### INSTRUCTIONS TO FOLLOW
Transcribe the material exactly. Images do not belong in the copy.

### LISTING
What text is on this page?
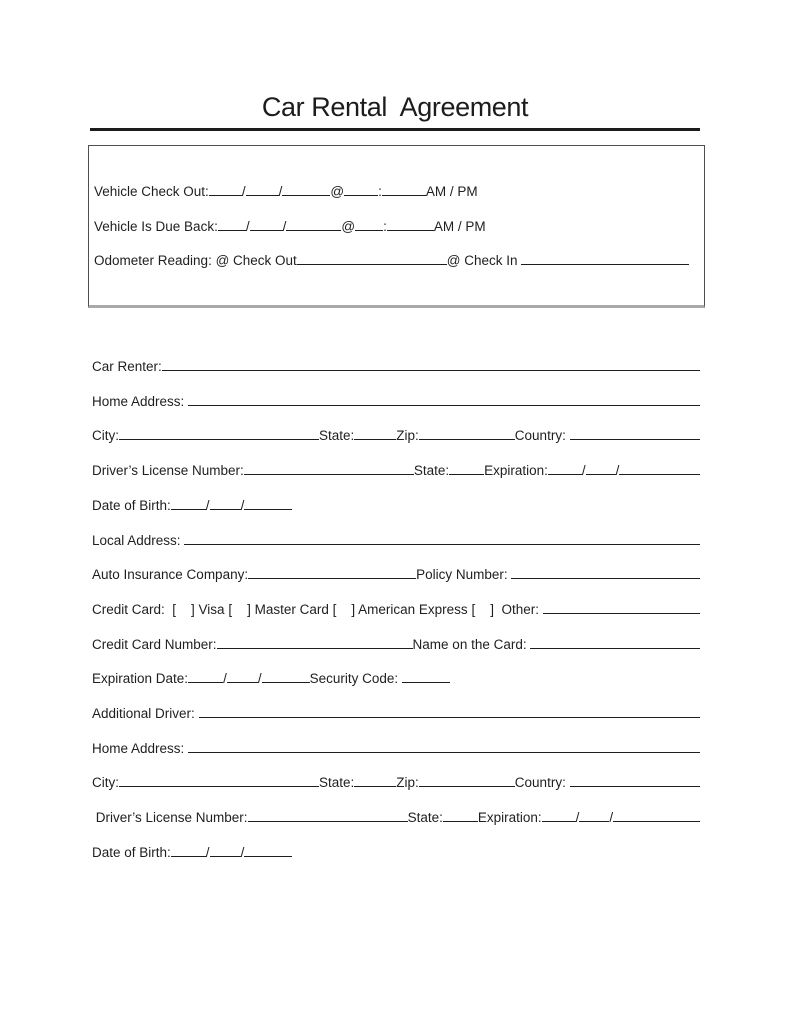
Car Rental  Agreement
Vehicle Check Out: / /	@	:	AM / PM
Vehicle Is Due Back: / /	@ :	AM / PM
Odometer Reading: @ Check Out	@ Check In
Car Renter:
Home Address:
City:	State:	Zip:	Country:
Driver’s License Number:	State:	Expiration:	/ /
Date of Birth:	/ /
Local Address:
Auto Insurance Company:	Policy Number:
Credit Card: [    ] Visa [    ] Master Card [    ] American Express [    ] Other:
Credit Card Number:	Name on the Card:
Expiration Date:	/ /	Security Code:
Additional Driver:
Home Address:
City:	State:	Zip:	Country:
Driver’s License Number:	State:	Expiration:	/ /
Date of Birth:	/ /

### PROBLEM SOLUTION
What text is on this page?
Car Rental  Agreement
Vehicle Check Out: / /	@	:	AM / PM
Vehicle Is Due Back: / /	@ :	AM / PM
Odometer Reading: @ Check Out	@ Check In
Car Renter:
Home Address:
City:	State:	Zip:	Country:
Driver’s License Number:	State:	Expiration:	/ /
Date of Birth:	/ /
Local Address:
Auto Insurance Company:	Policy Number:
Credit Card: [    ] Visa [    ] Master Card [    ] American Express [    ] Other:
Credit Card Number:	Name on the Card:
Expiration Date:	/ /	Security Code:
Additional Driver:
Home Address:
City:	State:	Zip:	Country:
Driver’s License Number:	State:	Expiration:	/ /
Date of Birth:	/ /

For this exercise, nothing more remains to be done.